━━━ INFORMATION SHOWN

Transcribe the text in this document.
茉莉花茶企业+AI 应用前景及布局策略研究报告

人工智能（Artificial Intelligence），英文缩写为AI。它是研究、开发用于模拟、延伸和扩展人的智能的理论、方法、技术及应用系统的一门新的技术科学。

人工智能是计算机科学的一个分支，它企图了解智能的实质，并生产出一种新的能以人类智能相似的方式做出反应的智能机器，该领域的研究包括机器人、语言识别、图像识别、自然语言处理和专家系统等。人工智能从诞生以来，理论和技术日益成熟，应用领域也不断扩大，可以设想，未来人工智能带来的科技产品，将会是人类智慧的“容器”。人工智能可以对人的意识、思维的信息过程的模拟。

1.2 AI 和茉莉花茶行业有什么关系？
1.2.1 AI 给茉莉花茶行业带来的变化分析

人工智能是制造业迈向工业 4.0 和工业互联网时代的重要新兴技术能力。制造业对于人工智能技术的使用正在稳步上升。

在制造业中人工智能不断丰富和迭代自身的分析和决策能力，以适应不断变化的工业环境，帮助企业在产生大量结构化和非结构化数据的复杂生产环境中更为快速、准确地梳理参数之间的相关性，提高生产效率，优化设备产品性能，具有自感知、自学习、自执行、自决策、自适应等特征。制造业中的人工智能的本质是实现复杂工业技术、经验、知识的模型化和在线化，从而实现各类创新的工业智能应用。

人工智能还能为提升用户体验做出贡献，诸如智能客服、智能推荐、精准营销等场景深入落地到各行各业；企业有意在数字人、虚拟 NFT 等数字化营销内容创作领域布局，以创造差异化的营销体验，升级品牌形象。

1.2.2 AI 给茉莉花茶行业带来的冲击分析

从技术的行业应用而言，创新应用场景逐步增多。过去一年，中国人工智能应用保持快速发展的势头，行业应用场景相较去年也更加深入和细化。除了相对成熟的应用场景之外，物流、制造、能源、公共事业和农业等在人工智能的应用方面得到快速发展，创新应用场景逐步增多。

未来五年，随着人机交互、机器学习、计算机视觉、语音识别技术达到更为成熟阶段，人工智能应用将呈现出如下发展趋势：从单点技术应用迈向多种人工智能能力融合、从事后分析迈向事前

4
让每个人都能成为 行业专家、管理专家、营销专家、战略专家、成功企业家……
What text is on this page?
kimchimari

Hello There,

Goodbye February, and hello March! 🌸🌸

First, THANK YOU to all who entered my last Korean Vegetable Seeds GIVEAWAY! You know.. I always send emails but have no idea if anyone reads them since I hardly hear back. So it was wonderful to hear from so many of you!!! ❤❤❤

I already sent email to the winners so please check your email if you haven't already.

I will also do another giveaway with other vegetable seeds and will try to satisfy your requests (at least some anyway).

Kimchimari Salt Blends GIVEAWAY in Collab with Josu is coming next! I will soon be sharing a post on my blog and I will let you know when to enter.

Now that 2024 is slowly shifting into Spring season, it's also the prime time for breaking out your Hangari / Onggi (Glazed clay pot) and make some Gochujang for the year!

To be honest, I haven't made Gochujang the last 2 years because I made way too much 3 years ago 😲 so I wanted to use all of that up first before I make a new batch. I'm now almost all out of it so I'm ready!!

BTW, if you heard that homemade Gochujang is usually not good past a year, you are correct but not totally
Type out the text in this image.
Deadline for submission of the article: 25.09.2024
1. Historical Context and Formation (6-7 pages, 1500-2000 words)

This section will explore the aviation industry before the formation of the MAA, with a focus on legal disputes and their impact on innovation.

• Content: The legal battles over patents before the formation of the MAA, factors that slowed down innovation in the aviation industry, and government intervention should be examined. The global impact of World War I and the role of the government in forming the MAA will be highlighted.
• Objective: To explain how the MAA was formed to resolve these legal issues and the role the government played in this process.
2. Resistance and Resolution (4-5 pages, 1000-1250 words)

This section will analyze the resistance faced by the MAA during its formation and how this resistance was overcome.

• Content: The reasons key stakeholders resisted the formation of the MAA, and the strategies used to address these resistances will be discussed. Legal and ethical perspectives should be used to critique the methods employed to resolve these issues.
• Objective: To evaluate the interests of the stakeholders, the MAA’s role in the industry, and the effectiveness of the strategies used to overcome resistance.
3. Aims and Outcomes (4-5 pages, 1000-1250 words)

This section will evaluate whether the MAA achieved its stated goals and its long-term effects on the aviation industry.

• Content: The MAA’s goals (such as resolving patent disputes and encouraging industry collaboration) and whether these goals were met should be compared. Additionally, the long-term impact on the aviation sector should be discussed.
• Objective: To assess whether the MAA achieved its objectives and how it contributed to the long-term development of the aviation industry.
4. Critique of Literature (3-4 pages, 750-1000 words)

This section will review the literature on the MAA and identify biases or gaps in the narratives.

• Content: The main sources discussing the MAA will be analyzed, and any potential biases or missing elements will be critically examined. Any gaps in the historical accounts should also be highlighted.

━━━━━━

● **GIVEN INSTRUCTION**
All of the entries need to be reproduced exactly; please write them out.

● **FULL ANSWER**
Transcribe the text in this document.
茉莉花茶企业+AI 应用前景及布局策略研究报告

人工智能（Artificial Intelligence），英文缩写为AI。它是研究、开发用于模拟、延伸和扩展人的智能的理论、方法、技术及应用系统的一门新的技术科学。

人工智能是计算机科学的一个分支，它企图了解智能的实质，并生产出一种新的能以人类智能相似的方式做出反应的智能机器，该领域的研究包括机器人、语言识别、图像识别、自然语言处理和专家系统等。人工智能从诞生以来，理论和技术日益成熟，应用领域也不断扩大，可以设想，未来人工智能带来的科技产品，将会是人类智慧的“容器”。人工智能可以对人的意识、思维的信息过程的模拟。

1.2 AI 和茉莉花茶行业有什么关系？
1.2.1 AI 给茉莉花茶行业带来的变化分析

人工智能是制造业迈向工业 4.0 和工业互联网时代的重要新兴技术能力。制造业对于人工智能技术的使用正在稳步上升。

在制造业中人工智能不断丰富和迭代自身的分析和决策能力，以适应不断变化的工业环境，帮助企业在产生大量结构化和非结构化数据的复杂生产环境中更为快速、准确地梳理参数之间的相关性，提高生产效率，优化设备产品性能，具有自感知、自学习、自执行、自决策、自适应等特征。制造业中的人工智能的本质是实现复杂工业技术、经验、知识的模型化和在线化，从而实现各类创新的工业智能应用。

人工智能还能为提升用户体验做出贡献，诸如智能客服、智能推荐、精准营销等场景深入落地到各行各业；企业有意在数字人、虚拟 NFT 等数字化营销内容创作领域布局，以创造差异化的营销体验，升级品牌形象。

1.2.2 AI 给茉莉花茶行业带来的冲击分析

从技术的行业应用而言，创新应用场景逐步增多。过去一年，中国人工智能应用保持快速发展的势头，行业应用场景相较去年也更加深入和细化。除了相对成熟的应用场景之外，物流、制造、能源、公共事业和农业等在人工智能的应用方面得到快速发展，创新应用场景逐步增多。

未来五年，随着人机交互、机器学习、计算机视觉、语音识别技术达到更为成熟阶段，人工智能应用将呈现出如下发展趋势：从单点技术应用迈向多种人工智能能力融合、从事后分析迈向事前

4
让每个人都能成为 行业专家、管理专家、营销专家、战略专家、成功企业家……
What text is on this page?
kimchimari

Hello There,

Goodbye February, and hello March! 🌸🌸

First, THANK YOU to all who entered my last Korean Vegetable Seeds GIVEAWAY! You know.. I always send emails but have no idea if anyone reads them since I hardly hear back. So it was wonderful to hear from so many of you!!! ❤❤❤

I already sent email to the winners so please check your email if you haven't already.

I will also do another giveaway with other vegetable seeds and will try to satisfy your requests (at least some anyway).

Kimchimari Salt Blends GIVEAWAY in Collab with Josu is coming next! I will soon be sharing a post on my blog and I will let you know when to enter.

Now that 2024 is slowly shifting into Spring season, it's also the prime time for breaking out your Hangari / Onggi (Glazed clay pot) and make some Gochujang for the year!

To be honest, I haven't made Gochujang the last 2 years because I made way too much 3 years ago 😲 so I wanted to use all of that up first before I make a new batch. I'm now almost all out of it so I'm ready!!

BTW, if you heard that homemade Gochujang is usually not good past a year, you are correct but not totally
Type out the text in this image.
Deadline for submission of the article: 25.09.2024
1. Historical Context and Formation (6-7 pages, 1500-2000 words)

This section will explore the aviation industry before the formation of the MAA, with a focus on legal disputes and their impact on innovation.

• Content: The legal battles over patents before the formation of the MAA, factors that slowed down innovation in the aviation industry, and government intervention should be examined. The global impact of World War I and the role of the government in forming the MAA will be highlighted.
• Objective: To explain how the MAA was formed to resolve these legal issues and the role the government played in this process.
2. Resistance and Resolution (4-5 pages, 1000-1250 words)

This section will analyze the resistance faced by the MAA during its formation and how this resistance was overcome.

• Content: The reasons key stakeholders resisted the formation of the MAA, and the strategies used to address these resistances will be discussed. Legal and ethical perspectives should be used to critique the methods employed to resolve these issues.
• Objective: To evaluate the interests of the stakeholders, the MAA’s role in the industry, and the effectiveness of the strategies used to overcome resistance.
3. Aims and Outcomes (4-5 pages, 1000-1250 words)

This section will evaluate whether the MAA achieved its stated goals and its long-term effects on the aviation industry.

• Content: The MAA’s goals (such as resolving patent disputes and encouraging industry collaboration) and whether these goals were met should be compared. Additionally, the long-term impact on the aviation sector should be discussed.
• Objective: To assess whether the MAA achieved its objectives and how it contributed to the long-term development of the aviation industry.
4. Critique of Literature (3-4 pages, 750-1000 words)

This section will review the literature on the MAA and identify biases or gaps in the narratives.

• Content: The main sources discussing the MAA will be analyzed, and any potential biases or missing elements will be critically examined. Any gaps in the historical accounts should also be highlighted.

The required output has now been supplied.